§ Stated task
Pick out all lines with the word "compound" from the records that follow.

--- start Records provided ---

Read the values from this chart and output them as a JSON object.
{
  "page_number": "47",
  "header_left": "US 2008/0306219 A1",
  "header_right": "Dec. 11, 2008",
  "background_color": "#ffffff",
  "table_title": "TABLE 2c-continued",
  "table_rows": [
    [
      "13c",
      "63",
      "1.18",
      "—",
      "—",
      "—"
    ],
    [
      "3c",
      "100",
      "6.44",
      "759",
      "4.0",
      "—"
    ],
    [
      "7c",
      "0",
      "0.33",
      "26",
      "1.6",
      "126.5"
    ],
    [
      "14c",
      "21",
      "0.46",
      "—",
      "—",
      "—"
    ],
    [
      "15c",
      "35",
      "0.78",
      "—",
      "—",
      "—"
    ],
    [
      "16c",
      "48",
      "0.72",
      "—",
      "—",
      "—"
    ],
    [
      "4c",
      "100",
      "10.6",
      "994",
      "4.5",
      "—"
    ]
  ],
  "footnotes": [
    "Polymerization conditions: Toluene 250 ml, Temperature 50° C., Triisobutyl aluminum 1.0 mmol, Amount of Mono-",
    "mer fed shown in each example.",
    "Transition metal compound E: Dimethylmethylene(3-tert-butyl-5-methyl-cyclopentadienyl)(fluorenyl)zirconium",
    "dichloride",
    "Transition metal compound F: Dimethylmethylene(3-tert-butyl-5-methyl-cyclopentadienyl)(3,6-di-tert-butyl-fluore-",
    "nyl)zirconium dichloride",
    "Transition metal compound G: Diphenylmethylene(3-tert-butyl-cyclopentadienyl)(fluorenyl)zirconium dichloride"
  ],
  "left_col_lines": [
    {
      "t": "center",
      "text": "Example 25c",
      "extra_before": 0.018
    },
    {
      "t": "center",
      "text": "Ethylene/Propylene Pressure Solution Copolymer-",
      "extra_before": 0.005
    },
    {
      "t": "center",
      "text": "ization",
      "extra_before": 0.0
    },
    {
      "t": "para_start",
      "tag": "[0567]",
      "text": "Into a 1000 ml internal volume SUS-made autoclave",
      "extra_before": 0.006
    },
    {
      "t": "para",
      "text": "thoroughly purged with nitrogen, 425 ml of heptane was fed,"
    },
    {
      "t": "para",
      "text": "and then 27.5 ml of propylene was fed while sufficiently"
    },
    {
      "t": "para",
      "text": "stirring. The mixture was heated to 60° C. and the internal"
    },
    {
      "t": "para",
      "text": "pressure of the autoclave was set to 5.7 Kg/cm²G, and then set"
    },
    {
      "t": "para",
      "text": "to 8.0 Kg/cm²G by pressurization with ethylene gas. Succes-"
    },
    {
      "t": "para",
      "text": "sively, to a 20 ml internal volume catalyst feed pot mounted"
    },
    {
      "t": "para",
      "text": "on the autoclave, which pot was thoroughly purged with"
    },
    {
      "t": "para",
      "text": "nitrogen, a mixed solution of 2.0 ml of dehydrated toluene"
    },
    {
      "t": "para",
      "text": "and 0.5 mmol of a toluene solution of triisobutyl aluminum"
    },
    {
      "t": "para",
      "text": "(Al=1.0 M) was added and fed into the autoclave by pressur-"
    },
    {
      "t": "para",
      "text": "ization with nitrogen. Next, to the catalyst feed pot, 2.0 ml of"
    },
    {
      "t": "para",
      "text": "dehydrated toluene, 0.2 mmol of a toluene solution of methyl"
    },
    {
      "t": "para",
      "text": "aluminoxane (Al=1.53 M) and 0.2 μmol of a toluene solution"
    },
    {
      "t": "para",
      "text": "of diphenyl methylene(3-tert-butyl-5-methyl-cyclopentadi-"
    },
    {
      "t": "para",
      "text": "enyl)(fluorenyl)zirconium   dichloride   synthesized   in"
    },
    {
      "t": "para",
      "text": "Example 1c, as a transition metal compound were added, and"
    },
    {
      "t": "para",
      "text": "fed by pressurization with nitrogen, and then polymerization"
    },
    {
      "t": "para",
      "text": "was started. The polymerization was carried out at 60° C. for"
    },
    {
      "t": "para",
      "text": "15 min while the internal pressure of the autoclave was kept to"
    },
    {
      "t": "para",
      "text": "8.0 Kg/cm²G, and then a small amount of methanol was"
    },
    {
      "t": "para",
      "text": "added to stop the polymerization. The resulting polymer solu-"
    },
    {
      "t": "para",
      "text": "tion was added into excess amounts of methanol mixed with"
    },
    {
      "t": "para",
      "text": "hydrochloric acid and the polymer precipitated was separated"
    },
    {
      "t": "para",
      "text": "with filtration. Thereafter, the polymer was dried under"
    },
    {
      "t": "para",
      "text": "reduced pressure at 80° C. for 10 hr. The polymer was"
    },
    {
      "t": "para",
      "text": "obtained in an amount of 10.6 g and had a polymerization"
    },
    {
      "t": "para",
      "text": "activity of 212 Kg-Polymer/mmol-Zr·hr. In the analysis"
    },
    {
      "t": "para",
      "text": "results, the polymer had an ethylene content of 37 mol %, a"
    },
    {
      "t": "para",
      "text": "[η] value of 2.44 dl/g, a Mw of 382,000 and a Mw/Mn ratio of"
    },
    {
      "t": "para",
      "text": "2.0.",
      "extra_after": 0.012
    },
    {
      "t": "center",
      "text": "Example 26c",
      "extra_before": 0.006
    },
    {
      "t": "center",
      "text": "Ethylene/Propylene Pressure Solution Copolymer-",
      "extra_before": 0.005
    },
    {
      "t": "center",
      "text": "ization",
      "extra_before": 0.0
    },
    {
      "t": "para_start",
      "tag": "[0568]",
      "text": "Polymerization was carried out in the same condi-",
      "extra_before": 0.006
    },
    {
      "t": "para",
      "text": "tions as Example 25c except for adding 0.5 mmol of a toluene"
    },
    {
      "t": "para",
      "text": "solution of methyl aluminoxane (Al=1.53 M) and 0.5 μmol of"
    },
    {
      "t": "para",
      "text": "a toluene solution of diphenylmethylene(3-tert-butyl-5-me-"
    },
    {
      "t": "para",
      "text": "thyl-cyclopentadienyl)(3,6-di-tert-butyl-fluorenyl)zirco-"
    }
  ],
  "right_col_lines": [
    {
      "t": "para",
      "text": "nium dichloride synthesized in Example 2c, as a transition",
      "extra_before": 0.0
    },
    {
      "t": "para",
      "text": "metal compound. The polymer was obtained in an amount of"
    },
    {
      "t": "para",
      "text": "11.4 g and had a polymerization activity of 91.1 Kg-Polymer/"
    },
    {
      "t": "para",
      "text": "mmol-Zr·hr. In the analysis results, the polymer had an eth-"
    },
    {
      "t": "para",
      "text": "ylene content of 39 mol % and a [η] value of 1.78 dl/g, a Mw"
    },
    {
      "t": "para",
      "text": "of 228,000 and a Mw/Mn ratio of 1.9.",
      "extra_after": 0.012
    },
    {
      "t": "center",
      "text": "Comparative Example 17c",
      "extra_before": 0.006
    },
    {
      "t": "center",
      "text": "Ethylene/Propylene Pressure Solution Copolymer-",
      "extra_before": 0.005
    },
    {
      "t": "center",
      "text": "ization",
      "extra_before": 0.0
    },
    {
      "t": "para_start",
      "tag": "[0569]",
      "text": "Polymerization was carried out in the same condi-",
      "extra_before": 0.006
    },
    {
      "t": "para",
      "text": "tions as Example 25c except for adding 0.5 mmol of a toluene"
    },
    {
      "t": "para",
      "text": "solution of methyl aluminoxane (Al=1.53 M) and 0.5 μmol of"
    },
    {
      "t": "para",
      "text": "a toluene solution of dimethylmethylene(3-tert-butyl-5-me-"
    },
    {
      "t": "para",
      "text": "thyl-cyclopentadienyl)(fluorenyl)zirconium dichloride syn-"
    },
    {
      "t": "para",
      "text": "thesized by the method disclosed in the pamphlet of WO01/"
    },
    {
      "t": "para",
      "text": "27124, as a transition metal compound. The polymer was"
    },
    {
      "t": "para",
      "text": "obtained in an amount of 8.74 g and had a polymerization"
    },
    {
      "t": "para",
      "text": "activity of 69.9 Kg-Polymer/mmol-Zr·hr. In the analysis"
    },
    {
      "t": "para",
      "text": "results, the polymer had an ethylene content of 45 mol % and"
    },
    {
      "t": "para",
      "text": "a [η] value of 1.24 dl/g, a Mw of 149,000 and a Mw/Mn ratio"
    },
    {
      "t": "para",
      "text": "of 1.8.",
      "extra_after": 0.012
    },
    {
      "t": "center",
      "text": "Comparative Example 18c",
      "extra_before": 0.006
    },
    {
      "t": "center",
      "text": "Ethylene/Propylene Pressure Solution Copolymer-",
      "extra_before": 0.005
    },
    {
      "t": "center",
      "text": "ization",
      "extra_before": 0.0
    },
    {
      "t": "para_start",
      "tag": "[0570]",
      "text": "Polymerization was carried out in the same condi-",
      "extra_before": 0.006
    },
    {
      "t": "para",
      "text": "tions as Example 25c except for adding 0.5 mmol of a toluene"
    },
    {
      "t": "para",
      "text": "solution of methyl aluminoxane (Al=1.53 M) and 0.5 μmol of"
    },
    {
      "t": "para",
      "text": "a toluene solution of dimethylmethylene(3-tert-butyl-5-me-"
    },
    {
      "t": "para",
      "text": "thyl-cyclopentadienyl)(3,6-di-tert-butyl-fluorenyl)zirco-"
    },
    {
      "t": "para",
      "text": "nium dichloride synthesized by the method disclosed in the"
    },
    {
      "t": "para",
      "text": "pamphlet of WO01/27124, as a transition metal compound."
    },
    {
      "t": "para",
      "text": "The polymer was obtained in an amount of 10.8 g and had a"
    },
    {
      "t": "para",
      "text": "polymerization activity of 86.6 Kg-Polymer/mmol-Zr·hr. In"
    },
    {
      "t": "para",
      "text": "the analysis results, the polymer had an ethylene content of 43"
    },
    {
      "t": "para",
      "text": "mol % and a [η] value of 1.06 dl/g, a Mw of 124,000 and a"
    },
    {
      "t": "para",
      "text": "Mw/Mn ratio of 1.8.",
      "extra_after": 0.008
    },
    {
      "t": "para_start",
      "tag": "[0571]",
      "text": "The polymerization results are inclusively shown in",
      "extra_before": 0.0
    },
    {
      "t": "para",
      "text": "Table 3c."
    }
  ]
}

--- end Records provided ---

§ Response
    "Transition metal compound E: Dimethylmethylene(3-tert-butyl-5-methyl-cyclopentadienyl)(fluorenyl)zirconium",
    "Transition metal compound F: Dimethylmethylene(3-tert-butyl-5-methyl-cyclopentadienyl)(3,6-di-tert-butyl-fluore-",
    "Transition metal compound G: Diphenylmethylene(3-tert-butyl-cyclopentadienyl)(fluorenyl)zirconium dichloride"
      "text": "Example 1c, as a transition metal compound were added, and"
      "text": "metal compound. The polymer was obtained in an amount of"
      "text": "27124, as a transition metal compound. The polymer was"
      "text": "pamphlet of WO01/27124, as a transition metal compound."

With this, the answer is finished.